** START OF Data shown **

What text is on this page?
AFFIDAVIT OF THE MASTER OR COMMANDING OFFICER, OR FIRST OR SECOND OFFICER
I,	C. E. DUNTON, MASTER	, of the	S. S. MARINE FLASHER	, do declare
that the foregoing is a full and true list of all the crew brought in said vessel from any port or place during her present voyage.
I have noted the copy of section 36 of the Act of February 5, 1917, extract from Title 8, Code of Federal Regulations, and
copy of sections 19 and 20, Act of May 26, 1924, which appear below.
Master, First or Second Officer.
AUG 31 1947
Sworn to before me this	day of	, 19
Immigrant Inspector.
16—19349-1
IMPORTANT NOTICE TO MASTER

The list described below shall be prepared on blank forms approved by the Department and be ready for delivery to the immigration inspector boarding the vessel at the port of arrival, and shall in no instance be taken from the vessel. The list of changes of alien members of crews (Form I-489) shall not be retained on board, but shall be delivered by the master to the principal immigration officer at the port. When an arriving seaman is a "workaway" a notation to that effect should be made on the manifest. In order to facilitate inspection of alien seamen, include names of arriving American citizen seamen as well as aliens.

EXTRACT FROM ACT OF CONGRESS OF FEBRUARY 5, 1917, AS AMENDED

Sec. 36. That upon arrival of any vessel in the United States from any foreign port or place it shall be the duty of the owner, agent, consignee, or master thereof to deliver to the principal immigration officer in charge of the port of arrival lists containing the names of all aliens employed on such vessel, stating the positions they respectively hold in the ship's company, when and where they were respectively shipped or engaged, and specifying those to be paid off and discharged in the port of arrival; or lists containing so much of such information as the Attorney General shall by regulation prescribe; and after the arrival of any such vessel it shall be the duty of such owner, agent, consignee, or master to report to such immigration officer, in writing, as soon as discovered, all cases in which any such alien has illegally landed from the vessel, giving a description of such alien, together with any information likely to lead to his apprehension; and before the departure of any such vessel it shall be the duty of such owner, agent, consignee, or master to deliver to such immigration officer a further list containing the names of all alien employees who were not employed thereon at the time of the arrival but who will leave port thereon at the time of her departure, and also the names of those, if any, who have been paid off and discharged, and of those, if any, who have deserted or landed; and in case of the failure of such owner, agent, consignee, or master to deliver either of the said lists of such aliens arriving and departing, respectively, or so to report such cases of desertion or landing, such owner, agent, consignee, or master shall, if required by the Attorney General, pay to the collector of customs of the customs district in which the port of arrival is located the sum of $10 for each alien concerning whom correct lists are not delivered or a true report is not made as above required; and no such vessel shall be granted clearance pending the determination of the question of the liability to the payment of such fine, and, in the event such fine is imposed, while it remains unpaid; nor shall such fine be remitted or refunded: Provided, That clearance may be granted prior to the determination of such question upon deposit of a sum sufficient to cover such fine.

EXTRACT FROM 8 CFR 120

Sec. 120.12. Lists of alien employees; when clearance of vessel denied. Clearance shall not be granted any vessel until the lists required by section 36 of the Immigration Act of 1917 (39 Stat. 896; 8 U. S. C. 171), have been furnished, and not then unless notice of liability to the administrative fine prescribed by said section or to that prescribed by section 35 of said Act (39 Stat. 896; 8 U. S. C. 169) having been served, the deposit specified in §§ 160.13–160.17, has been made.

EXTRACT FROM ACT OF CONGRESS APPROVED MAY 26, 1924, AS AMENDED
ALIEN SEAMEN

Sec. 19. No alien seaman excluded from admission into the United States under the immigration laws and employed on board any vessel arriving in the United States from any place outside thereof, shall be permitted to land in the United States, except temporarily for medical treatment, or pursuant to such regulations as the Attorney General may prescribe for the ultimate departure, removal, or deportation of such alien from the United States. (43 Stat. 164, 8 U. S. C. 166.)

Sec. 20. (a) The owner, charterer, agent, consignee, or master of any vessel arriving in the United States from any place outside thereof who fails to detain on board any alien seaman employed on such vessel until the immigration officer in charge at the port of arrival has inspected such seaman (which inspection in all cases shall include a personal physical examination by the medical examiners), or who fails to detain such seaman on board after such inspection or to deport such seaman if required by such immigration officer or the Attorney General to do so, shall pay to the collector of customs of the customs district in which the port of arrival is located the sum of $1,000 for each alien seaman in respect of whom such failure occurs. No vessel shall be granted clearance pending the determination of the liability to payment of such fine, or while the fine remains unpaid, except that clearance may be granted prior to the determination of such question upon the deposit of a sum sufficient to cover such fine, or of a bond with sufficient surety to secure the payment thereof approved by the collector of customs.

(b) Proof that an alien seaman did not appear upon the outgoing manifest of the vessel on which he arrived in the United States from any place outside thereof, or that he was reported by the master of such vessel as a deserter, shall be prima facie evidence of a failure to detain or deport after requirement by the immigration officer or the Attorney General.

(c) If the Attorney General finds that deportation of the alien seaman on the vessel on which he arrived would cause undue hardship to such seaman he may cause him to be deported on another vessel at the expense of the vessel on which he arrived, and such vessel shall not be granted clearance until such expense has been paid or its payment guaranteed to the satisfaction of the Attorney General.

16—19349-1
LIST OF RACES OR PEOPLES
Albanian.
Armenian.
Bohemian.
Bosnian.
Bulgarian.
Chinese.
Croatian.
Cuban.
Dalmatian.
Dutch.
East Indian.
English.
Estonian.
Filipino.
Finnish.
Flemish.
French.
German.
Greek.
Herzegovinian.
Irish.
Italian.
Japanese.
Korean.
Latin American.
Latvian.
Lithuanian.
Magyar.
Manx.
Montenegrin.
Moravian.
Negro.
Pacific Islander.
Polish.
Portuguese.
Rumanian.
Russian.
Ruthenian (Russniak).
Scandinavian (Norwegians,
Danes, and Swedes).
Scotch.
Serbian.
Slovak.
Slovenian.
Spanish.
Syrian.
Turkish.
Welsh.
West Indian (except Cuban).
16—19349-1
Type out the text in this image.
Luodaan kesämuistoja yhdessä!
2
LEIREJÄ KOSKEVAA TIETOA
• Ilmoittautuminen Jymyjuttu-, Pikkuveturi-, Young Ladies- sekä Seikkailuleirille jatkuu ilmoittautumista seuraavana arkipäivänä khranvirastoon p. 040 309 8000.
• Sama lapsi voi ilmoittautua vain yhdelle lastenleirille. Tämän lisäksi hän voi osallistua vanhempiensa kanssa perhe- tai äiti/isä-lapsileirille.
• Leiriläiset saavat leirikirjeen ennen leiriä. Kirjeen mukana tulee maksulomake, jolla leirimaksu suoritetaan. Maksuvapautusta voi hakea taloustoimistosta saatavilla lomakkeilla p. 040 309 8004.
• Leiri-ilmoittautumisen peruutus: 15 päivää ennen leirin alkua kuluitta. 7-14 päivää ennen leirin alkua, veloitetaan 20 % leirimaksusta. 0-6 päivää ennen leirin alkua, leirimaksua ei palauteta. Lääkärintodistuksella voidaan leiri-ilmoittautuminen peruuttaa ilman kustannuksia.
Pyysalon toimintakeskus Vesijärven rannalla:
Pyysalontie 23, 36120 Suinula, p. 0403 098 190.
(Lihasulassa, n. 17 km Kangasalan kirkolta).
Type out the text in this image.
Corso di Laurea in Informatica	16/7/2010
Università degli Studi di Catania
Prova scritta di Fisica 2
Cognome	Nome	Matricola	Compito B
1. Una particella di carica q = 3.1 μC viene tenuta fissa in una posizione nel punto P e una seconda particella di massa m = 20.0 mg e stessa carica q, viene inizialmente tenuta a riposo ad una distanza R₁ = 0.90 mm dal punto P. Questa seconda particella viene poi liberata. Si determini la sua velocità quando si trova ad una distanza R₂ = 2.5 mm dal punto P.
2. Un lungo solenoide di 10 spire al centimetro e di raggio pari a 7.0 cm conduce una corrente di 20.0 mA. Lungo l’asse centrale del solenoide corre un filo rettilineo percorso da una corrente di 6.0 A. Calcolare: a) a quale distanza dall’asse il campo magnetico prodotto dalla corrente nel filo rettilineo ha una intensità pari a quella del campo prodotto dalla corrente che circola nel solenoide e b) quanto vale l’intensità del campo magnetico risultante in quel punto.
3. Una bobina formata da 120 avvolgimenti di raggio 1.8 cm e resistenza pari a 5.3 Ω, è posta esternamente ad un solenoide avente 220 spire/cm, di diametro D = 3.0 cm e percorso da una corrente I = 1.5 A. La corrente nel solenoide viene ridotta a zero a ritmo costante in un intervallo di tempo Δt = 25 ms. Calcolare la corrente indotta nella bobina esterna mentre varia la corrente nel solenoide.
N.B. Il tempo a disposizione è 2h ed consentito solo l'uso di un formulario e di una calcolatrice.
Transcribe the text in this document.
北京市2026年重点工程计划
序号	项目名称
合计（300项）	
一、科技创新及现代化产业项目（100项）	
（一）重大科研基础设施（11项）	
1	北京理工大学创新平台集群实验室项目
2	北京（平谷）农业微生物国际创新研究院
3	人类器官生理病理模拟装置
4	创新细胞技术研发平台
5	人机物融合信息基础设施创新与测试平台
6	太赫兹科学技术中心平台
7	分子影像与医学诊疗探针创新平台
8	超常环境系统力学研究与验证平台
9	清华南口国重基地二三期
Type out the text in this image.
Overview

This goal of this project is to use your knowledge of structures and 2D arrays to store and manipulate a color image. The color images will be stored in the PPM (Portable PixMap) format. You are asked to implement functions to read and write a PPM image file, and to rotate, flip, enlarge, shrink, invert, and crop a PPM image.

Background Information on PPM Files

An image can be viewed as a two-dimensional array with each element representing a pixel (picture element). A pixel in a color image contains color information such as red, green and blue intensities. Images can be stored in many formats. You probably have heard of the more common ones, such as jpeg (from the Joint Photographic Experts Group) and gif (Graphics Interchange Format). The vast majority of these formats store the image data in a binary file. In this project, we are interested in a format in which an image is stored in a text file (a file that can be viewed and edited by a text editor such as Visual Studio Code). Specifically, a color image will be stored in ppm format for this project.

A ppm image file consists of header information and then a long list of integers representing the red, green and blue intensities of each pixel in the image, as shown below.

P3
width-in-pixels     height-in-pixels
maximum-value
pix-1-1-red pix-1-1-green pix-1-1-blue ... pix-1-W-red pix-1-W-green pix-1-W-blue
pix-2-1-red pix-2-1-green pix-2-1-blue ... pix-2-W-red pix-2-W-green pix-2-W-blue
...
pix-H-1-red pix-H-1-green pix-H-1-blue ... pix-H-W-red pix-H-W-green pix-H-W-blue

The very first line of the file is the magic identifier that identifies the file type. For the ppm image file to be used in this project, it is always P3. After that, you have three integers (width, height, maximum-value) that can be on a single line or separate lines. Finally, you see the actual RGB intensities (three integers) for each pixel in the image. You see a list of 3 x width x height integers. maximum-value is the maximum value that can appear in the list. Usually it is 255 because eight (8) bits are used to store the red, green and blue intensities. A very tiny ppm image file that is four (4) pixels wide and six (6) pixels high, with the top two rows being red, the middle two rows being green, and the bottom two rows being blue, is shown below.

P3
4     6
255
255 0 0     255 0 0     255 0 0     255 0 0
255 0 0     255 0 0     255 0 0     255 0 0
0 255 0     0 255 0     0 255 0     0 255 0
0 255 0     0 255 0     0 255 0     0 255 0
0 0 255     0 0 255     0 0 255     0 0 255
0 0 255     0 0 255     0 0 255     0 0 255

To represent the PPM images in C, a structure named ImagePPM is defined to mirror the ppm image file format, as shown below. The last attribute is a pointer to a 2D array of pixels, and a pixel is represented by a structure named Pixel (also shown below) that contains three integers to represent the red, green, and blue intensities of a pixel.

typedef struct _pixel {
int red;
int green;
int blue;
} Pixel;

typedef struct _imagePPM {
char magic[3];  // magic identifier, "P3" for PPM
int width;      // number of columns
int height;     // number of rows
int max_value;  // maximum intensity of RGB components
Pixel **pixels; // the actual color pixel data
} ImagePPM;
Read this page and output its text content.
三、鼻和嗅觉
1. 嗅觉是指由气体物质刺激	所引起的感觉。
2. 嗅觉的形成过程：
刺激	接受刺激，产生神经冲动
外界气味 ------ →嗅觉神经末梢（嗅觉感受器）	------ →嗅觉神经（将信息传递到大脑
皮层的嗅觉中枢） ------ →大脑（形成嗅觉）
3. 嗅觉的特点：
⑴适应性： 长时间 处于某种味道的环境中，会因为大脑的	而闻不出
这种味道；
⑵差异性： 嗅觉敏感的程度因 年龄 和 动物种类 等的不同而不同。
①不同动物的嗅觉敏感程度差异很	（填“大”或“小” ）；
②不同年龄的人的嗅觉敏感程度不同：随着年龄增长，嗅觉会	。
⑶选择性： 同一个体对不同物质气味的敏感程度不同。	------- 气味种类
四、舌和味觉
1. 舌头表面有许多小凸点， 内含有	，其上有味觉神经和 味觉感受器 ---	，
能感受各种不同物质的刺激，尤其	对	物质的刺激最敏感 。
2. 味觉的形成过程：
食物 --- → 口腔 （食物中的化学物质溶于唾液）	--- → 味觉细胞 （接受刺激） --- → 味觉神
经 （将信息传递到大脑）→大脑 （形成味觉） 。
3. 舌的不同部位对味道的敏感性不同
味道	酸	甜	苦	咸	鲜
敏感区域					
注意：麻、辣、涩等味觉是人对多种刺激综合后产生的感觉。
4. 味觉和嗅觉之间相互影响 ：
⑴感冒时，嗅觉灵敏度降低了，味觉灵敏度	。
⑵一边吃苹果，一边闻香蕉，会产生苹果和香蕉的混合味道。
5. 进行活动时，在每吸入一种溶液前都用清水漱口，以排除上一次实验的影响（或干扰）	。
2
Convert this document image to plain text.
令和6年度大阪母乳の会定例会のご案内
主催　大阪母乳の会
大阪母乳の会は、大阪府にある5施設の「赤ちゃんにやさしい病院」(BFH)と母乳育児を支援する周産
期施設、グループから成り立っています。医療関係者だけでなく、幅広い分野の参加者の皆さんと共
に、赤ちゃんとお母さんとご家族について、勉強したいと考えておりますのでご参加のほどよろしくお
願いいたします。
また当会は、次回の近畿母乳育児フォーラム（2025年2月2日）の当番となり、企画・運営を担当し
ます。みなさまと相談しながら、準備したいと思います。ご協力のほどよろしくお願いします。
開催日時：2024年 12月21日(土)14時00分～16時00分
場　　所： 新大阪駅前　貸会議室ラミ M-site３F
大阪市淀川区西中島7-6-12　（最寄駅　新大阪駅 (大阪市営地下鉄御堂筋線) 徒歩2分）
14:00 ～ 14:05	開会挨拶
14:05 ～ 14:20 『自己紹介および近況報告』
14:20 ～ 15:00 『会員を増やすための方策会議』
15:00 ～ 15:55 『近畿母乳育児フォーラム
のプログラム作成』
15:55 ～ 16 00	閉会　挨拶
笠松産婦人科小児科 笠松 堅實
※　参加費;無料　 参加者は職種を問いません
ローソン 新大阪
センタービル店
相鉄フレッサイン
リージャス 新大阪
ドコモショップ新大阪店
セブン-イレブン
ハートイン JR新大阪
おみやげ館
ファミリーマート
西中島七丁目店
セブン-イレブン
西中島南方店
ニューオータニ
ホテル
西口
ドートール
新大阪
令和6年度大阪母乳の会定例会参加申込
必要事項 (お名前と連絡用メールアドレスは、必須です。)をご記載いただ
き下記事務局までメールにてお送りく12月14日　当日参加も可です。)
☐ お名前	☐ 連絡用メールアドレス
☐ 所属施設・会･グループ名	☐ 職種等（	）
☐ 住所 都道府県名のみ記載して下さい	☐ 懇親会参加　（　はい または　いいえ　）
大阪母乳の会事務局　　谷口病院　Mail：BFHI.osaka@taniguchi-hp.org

** END OF Data shown **

### Requirements
Return the lines beginning at the one that contains "Convert this document image to plain text." and continuing through the last line of the data, exactly as they stand and without any others.

### Written response
Convert this document image to plain text.
令和6年度大阪母乳の会定例会のご案内
主催　大阪母乳の会
大阪母乳の会は、大阪府にある5施設の「赤ちゃんにやさしい病院」(BFH)と母乳育児を支援する周産
期施設、グループから成り立っています。医療関係者だけでなく、幅広い分野の参加者の皆さんと共
に、赤ちゃんとお母さんとご家族について、勉強したいと考えておりますのでご参加のほどよろしくお
願いいたします。
また当会は、次回の近畿母乳育児フォーラム（2025年2月2日）の当番となり、企画・運営を担当し
ます。みなさまと相談しながら、準備したいと思います。ご協力のほどよろしくお願いします。
開催日時：2024年 12月21日(土)14時00分～16時00分
場　　所： 新大阪駅前　貸会議室ラミ M-site３F
大阪市淀川区西中島7-6-12　（最寄駅　新大阪駅 (大阪市営地下鉄御堂筋線) 徒歩2分）
14:00 ～ 14:05	開会挨拶
14:05 ～ 14:20 『自己紹介および近況報告』
14:20 ～ 15:00 『会員を増やすための方策会議』
15:00 ～ 15:55 『近畿母乳育児フォーラム
のプログラム作成』
15:55 ～ 16 00	閉会　挨拶
笠松産婦人科小児科 笠松 堅實
※　参加費;無料　 参加者は職種を問いません
ローソン 新大阪
センタービル店
相鉄フレッサイン
リージャス 新大阪
ドコモショップ新大阪店
セブン-イレブン
ハートイン JR新大阪
おみやげ館
ファミリーマート
西中島七丁目店
セブン-イレブン
西中島南方店
ニューオータニ
ホテル
西口
ドートール
新大阪
令和6年度大阪母乳の会定例会参加申込
必要事項 (お名前と連絡用メールアドレスは、必須です。)をご記載いただ
き下記事務局までメールにてお送りく12月14日　当日参加も可です。)
☐ お名前	☐ 連絡用メールアドレス
☐ 所属施設・会･グループ名	☐ 職種等（	）
☐ 住所 都道府県名のみ記載して下さい	☐ 懇親会参加　（　はい または　いいえ　）
大阪母乳の会事務局　　谷口病院　Mail：BFHI.osaka@taniguchi-hp.org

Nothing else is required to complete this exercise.